### WHAT IS EXPECTED:
List, from the lines below, each one with "icon" in it.

<<<<

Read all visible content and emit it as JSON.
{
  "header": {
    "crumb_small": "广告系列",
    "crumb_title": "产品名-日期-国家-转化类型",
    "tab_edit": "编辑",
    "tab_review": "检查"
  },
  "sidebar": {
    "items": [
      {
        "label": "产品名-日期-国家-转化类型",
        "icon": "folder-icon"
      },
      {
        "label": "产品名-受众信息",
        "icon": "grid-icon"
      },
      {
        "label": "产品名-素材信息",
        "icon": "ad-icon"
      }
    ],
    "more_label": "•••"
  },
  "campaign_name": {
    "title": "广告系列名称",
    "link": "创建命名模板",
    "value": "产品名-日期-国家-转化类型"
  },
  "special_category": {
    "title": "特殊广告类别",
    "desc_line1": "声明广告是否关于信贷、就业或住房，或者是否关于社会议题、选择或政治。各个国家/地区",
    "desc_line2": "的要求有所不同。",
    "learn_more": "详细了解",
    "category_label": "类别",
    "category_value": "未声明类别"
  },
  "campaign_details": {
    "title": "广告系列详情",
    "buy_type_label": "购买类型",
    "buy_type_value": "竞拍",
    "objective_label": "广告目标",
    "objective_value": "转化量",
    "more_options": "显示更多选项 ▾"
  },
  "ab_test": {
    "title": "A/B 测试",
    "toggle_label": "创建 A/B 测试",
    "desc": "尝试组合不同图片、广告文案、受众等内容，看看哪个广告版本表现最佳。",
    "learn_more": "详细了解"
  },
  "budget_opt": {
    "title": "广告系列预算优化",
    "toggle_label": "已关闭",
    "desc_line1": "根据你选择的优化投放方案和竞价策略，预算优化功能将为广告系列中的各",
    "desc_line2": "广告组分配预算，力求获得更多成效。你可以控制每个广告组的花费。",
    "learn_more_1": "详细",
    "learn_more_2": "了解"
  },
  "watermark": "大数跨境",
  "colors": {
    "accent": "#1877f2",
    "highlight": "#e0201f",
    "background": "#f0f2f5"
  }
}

>>>>
<<<<

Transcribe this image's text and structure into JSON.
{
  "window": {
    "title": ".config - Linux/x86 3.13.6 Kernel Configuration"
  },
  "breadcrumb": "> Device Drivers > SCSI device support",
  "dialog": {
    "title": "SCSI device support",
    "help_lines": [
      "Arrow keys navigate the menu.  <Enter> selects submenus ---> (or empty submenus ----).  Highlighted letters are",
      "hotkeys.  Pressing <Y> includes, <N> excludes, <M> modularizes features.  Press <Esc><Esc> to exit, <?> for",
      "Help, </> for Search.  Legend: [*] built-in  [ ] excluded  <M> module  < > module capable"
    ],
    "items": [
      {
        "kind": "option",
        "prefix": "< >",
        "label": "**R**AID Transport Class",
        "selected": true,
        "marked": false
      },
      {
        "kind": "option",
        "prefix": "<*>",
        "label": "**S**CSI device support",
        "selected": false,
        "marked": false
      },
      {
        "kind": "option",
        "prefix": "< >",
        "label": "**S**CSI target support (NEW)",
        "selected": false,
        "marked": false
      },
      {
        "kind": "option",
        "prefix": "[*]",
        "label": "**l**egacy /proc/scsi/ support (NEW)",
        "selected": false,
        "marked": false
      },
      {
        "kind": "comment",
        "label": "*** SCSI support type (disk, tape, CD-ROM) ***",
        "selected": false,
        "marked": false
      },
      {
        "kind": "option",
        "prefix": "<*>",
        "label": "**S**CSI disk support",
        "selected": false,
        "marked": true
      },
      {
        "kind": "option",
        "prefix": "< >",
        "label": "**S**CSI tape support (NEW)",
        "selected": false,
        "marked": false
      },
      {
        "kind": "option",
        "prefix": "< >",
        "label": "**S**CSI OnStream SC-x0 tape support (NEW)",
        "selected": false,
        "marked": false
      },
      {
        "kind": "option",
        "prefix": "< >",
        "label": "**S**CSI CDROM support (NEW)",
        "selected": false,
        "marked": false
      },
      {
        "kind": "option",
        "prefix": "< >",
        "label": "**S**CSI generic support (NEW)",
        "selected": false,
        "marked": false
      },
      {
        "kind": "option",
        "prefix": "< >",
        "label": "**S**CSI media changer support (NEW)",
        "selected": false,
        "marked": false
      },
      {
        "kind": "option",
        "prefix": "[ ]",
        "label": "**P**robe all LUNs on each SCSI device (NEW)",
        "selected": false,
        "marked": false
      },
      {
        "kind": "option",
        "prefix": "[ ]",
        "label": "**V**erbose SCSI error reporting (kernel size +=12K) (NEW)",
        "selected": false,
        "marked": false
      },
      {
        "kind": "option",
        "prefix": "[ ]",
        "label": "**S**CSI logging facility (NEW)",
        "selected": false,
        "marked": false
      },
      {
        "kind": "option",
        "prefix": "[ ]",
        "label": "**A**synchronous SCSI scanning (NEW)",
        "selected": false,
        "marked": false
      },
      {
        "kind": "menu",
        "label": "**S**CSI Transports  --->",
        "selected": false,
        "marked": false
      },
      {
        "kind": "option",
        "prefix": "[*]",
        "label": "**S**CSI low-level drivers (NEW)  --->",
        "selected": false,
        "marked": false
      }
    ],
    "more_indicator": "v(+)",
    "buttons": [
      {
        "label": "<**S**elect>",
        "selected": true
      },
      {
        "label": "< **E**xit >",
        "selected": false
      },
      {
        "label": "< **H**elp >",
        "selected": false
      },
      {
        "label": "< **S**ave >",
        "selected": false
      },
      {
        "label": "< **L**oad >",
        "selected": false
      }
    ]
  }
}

>>>>

### RESULT OF THE TASK:
        "icon": "folder-icon"
        "icon": "grid-icon"
        "icon": "ad-icon"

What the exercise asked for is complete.